Entries provided:
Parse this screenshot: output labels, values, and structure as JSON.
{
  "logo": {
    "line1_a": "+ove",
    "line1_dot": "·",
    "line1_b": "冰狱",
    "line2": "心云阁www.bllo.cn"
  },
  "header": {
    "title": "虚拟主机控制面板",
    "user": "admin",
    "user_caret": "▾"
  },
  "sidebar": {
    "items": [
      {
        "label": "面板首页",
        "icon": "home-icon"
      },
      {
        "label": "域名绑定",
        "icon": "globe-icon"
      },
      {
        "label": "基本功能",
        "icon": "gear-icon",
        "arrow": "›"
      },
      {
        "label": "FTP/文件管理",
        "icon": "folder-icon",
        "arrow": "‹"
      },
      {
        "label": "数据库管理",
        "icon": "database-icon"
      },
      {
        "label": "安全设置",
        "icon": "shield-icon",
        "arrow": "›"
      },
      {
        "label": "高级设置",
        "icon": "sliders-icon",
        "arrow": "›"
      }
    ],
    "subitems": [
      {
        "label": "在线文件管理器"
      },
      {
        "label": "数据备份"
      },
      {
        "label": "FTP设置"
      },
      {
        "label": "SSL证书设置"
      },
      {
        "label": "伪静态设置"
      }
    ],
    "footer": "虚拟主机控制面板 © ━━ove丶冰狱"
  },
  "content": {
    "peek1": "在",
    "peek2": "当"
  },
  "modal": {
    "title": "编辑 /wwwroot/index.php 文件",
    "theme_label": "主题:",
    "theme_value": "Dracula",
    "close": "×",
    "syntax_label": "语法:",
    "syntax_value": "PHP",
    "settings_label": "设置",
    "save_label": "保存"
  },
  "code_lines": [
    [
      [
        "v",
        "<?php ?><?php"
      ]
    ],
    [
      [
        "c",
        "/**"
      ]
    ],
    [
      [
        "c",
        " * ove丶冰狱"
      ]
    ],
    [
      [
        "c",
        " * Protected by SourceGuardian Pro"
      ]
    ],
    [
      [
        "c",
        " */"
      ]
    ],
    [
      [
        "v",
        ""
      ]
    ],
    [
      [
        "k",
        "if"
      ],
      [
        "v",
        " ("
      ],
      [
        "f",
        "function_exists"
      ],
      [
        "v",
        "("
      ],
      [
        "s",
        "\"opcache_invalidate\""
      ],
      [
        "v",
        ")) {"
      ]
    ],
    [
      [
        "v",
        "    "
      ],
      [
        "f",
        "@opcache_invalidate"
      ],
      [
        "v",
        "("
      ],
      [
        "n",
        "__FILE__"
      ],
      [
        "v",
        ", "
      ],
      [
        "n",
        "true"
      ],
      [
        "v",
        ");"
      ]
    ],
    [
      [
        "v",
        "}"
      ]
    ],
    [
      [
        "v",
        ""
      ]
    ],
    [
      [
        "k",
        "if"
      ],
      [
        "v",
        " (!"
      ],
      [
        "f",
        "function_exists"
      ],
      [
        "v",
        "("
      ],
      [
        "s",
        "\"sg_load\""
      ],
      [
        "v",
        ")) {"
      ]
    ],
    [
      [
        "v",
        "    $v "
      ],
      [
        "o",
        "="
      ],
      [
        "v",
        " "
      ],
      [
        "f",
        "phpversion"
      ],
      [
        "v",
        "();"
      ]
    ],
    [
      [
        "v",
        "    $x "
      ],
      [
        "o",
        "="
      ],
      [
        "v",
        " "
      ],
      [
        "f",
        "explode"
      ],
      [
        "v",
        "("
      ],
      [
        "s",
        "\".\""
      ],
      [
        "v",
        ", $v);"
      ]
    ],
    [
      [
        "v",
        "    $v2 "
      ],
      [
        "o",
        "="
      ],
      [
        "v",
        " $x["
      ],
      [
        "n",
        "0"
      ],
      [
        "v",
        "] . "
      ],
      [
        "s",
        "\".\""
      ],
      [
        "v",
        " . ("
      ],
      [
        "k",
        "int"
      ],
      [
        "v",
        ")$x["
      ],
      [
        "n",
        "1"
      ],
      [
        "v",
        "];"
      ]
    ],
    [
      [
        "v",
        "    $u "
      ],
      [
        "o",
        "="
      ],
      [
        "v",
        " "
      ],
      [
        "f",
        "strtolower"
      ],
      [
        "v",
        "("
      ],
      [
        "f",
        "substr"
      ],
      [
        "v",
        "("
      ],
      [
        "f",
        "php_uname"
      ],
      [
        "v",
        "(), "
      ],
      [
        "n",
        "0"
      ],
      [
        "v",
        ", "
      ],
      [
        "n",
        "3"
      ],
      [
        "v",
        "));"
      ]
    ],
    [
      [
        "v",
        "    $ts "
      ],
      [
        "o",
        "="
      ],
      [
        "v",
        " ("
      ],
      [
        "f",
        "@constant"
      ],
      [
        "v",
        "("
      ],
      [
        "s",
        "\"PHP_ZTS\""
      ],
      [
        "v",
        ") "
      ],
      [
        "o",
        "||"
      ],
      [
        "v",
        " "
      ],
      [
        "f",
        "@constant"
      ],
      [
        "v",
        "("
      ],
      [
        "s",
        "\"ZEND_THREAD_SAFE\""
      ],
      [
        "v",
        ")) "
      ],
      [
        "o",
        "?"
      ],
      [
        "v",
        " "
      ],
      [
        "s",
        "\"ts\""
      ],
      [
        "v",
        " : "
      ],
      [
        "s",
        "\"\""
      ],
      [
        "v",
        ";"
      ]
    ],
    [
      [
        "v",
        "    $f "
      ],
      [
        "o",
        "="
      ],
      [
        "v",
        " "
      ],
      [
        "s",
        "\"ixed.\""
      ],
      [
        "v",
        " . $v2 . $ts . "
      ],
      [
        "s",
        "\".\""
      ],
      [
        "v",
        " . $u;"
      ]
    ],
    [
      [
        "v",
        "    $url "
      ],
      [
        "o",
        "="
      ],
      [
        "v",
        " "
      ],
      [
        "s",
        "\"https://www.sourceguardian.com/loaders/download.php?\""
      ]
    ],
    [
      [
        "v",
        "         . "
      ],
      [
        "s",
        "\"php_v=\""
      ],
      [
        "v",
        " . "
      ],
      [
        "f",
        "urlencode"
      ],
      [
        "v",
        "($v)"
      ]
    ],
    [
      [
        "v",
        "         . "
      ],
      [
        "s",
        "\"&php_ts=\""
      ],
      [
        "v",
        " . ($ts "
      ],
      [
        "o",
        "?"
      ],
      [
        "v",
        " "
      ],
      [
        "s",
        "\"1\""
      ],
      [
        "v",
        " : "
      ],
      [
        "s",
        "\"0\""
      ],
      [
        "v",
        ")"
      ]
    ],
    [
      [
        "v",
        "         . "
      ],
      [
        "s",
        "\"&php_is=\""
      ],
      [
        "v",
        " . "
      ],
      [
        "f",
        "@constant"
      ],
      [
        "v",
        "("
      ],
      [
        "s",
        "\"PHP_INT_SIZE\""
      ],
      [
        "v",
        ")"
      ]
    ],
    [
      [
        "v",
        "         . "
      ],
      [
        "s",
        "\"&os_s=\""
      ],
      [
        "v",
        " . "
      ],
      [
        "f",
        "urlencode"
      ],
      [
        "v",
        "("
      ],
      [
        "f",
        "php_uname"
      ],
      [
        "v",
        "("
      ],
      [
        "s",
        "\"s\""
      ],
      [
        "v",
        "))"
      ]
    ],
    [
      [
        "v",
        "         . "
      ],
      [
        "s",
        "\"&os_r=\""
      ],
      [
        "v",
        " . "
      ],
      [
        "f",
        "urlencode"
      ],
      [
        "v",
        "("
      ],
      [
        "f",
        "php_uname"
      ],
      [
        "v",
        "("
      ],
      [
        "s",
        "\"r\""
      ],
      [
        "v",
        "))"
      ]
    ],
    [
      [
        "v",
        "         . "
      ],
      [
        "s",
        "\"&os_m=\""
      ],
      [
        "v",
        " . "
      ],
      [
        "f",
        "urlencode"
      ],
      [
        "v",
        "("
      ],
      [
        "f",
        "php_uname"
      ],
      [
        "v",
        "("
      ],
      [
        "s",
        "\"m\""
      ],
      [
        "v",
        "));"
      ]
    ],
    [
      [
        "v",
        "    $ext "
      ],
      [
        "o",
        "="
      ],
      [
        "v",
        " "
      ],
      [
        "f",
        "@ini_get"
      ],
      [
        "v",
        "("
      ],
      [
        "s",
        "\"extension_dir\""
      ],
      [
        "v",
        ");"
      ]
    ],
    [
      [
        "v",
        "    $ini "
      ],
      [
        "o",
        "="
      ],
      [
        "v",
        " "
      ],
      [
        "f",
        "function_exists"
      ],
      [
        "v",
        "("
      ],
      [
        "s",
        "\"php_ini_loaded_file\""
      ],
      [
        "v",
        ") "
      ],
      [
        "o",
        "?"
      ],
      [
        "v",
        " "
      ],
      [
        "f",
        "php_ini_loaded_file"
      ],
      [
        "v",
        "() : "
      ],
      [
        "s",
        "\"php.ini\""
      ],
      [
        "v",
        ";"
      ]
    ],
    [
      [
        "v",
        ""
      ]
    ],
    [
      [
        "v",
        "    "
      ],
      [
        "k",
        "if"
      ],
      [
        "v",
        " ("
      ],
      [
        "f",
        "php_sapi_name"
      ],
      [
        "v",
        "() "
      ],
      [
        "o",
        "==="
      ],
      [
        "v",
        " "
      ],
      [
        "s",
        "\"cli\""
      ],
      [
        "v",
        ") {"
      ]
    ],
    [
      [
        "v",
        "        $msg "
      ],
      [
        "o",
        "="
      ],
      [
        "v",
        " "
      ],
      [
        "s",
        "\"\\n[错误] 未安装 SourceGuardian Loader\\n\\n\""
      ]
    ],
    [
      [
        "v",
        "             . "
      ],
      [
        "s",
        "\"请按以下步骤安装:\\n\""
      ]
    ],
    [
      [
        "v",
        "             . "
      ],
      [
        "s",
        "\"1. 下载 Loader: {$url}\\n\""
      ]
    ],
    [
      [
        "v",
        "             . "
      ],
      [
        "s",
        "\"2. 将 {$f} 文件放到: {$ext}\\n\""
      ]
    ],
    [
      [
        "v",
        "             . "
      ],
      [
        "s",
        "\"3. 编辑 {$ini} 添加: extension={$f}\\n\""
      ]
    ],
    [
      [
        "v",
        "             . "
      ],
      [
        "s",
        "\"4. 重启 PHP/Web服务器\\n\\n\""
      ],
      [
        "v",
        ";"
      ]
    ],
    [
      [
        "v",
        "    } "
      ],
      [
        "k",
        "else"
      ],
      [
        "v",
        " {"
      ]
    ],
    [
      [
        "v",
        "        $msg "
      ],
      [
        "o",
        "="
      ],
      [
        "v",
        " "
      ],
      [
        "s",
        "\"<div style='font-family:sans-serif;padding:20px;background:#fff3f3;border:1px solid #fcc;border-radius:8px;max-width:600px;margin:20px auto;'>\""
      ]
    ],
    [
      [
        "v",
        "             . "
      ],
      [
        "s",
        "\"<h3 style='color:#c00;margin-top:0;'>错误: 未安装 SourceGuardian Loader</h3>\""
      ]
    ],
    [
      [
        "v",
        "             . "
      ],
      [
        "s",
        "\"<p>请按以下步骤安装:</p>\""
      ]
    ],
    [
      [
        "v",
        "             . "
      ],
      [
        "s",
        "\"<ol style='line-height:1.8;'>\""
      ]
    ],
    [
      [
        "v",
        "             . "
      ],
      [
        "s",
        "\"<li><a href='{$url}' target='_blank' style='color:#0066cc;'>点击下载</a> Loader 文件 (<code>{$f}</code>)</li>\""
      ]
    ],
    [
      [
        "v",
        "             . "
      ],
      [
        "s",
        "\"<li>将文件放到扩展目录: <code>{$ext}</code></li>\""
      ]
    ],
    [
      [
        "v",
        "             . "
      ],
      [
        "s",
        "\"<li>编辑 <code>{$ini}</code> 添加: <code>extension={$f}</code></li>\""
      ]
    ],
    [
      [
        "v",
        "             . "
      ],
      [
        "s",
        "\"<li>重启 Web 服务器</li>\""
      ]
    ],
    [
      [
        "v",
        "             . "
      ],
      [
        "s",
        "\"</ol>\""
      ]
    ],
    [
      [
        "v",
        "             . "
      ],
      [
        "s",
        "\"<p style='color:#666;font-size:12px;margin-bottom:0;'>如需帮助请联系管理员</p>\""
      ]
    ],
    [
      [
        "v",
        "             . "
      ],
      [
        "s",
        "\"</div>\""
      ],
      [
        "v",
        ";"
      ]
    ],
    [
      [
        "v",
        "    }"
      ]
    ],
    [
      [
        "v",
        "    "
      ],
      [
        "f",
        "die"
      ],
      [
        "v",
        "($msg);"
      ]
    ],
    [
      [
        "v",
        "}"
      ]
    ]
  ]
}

What you have to do:
Reproduce each line from the records that contains the word "margin".

Solution to the problem:
        "\"<div style='font-family:sans-serif;padding:20px;background:#fff3f3;border:1px solid #fcc;border-radius:8px;max-width:600px;margin:20px auto;'>\""
        "\"<h3 style='color:#c00;margin-top:0;'>错误: 未安装 SourceGuardian Loader</h3>\""
        "\"<p style='color:#666;font-size:12px;margin-bottom:0;'>如需帮助请联系管理员</p>\""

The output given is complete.